=== WHAT THE TASK ASKS ===
Every entry below should be transcribed exactly; pictures stay out of the copy.

━━━

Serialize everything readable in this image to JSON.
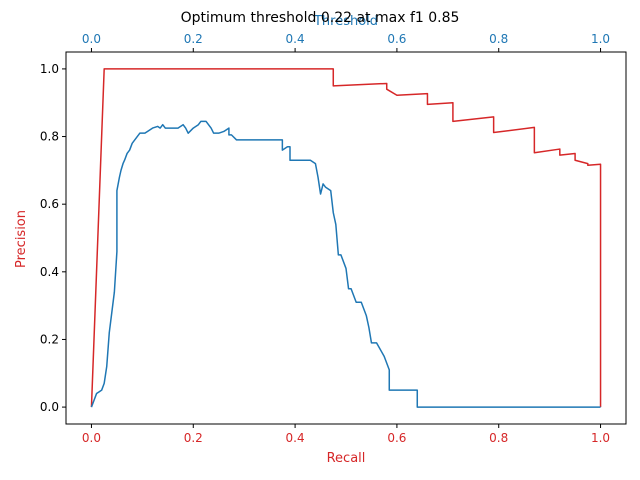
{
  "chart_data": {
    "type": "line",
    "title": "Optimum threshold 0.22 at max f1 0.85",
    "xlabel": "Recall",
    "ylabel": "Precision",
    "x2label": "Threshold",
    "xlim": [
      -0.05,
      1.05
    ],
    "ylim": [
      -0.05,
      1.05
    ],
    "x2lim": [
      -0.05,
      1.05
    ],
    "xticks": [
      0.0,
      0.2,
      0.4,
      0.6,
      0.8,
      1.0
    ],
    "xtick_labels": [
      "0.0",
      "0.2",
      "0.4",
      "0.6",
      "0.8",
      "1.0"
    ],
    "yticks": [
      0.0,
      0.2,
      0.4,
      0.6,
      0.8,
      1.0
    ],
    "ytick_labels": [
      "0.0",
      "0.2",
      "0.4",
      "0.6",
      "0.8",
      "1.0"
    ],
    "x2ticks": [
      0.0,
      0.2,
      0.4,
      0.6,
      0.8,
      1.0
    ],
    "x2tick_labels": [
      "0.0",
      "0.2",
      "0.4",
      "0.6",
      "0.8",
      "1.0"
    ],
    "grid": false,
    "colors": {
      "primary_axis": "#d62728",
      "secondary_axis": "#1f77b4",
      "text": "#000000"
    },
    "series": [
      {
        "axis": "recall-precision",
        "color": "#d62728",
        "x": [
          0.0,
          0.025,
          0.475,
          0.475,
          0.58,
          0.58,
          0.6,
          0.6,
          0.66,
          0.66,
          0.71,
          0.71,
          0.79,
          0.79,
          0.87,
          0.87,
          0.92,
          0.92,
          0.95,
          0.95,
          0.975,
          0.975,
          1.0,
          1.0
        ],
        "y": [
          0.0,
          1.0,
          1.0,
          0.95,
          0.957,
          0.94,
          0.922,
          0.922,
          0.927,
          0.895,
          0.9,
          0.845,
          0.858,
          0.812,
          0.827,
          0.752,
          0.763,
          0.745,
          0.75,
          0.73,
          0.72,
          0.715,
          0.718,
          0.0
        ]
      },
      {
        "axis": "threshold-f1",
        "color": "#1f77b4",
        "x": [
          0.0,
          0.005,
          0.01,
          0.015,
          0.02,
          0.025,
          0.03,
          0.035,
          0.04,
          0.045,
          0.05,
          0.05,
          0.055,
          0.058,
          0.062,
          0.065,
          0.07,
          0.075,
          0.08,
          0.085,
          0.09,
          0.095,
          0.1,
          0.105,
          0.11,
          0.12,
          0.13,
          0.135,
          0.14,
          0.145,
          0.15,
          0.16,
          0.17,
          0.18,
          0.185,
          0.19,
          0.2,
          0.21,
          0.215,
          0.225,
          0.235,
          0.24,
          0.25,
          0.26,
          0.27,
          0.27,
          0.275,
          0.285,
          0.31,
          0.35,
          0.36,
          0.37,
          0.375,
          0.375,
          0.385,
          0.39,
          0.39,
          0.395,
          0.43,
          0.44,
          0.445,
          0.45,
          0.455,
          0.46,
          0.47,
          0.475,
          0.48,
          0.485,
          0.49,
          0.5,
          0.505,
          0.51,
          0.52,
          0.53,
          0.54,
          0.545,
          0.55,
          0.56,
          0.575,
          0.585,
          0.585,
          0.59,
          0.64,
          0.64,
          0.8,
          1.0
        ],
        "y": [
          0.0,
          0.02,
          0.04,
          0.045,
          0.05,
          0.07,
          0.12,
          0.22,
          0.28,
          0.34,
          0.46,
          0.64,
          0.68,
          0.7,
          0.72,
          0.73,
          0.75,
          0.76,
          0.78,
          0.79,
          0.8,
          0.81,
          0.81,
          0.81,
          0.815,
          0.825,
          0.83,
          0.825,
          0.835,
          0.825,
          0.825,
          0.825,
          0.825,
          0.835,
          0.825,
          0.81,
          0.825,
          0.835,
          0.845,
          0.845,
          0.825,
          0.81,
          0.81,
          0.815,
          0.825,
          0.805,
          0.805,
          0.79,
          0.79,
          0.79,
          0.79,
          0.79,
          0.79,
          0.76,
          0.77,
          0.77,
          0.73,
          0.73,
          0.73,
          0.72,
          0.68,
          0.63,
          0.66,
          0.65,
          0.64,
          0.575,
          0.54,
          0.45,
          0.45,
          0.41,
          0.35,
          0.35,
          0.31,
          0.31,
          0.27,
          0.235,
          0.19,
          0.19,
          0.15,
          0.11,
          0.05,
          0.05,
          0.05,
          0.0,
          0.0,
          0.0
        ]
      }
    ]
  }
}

━━━

=== FINAL RESULT ===
Serialize everything readable in this image to JSON.
{
  "chart_data": {
    "type": "line",
    "title": "Optimum threshold 0.22 at max f1 0.85",
    "xlabel": "Recall",
    "ylabel": "Precision",
    "x2label": "Threshold",
    "xlim": [
      -0.05,
      1.05
    ],
    "ylim": [
      -0.05,
      1.05
    ],
    "x2lim": [
      -0.05,
      1.05
    ],
    "xticks": [
      0.0,
      0.2,
      0.4,
      0.6,
      0.8,
      1.0
    ],
    "xtick_labels": [
      "0.0",
      "0.2",
      "0.4",
      "0.6",
      "0.8",
      "1.0"
    ],
    "yticks": [
      0.0,
      0.2,
      0.4,
      0.6,
      0.8,
      1.0
    ],
    "ytick_labels": [
      "0.0",
      "0.2",
      "0.4",
      "0.6",
      "0.8",
      "1.0"
    ],
    "x2ticks": [
      0.0,
      0.2,
      0.4,
      0.6,
      0.8,
      1.0
    ],
    "x2tick_labels": [
      "0.0",
      "0.2",
      "0.4",
      "0.6",
      "0.8",
      "1.0"
    ],
    "grid": false,
    "colors": {
      "primary_axis": "#d62728",
      "secondary_axis": "#1f77b4",
      "text": "#000000"
    },
    "series": [
      {
        "axis": "recall-precision",
        "color": "#d62728",
        "x": [
          0.0,
          0.025,
          0.475,
          0.475,
          0.58,
          0.58,
          0.6,
          0.6,
          0.66,
          0.66,
          0.71,
          0.71,
          0.79,
          0.79,
          0.87,
          0.87,
          0.92,
          0.92,
          0.95,
          0.95,
          0.975,
          0.975,
          1.0,
          1.0
        ],
        "y": [
          0.0,
          1.0,
          1.0,
          0.95,
          0.957,
          0.94,
          0.922,
          0.922,
          0.927,
          0.895,
          0.9,
          0.845,
          0.858,
          0.812,
          0.827,
          0.752,
          0.763,
          0.745,
          0.75,
          0.73,
          0.72,
          0.715,
          0.718,
          0.0
        ]
      },
      {
        "axis": "threshold-f1",
        "color": "#1f77b4",
        "x": [
          0.0,
          0.005,
          0.01,
          0.015,
          0.02,
          0.025,
          0.03,
          0.035,
          0.04,
          0.045,
          0.05,
          0.05,
          0.055,
          0.058,
          0.062,
          0.065,
          0.07,
          0.075,
          0.08,
          0.085,
          0.09,
          0.095,
          0.1,
          0.105,
          0.11,
          0.12,
          0.13,
          0.135,
          0.14,
          0.145,
          0.15,
          0.16,
          0.17,
          0.18,
          0.185,
          0.19,
          0.2,
          0.21,
          0.215,
          0.225,
          0.235,
          0.24,
          0.25,
          0.26,
          0.27,
          0.27,
          0.275,
          0.285,
          0.31,
          0.35,
          0.36,
          0.37,
          0.375,
          0.375,
          0.385,
          0.39,
          0.39,
          0.395,
          0.43,
          0.44,
          0.445,
          0.45,
          0.455,
          0.46,
          0.47,
          0.475,
          0.48,
          0.485,
          0.49,
          0.5,
          0.505,
          0.51,
          0.52,
          0.53,
          0.54,
          0.545,
          0.55,
          0.56,
          0.575,
          0.585,
          0.585,
          0.59,
          0.64,
          0.64,
          0.8,
          1.0
        ],
        "y": [
          0.0,
          0.02,
          0.04,
          0.045,
          0.05,
          0.07,
          0.12,
          0.22,
          0.28,
          0.34,
          0.46,
          0.64,
          0.68,
          0.7,
          0.72,
          0.73,
          0.75,
          0.76,
          0.78,
          0.79,
          0.8,
          0.81,
          0.81,
          0.81,
          0.815,
          0.825,
          0.83,
          0.825,
          0.835,
          0.825,
          0.825,
          0.825,
          0.825,
          0.835,
          0.825,
          0.81,
          0.825,
          0.835,
          0.845,
          0.845,
          0.825,
          0.81,
          0.81,
          0.815,
          0.825,
          0.805,
          0.805,
          0.79,
          0.79,
          0.79,
          0.79,
          0.79,
          0.79,
          0.76,
          0.77,
          0.77,
          0.73,
          0.73,
          0.73,
          0.72,
          0.68,
          0.63,
          0.66,
          0.65,
          0.64,
          0.575,
          0.54,
          0.45,
          0.45,
          0.41,
          0.35,
          0.35,
          0.31,
          0.31,
          0.27,
          0.235,
          0.19,
          0.19,
          0.15,
          0.11,
          0.05,
          0.05,
          0.05,
          0.0,
          0.0,
          0.0
        ]
      }
    ]
  }
}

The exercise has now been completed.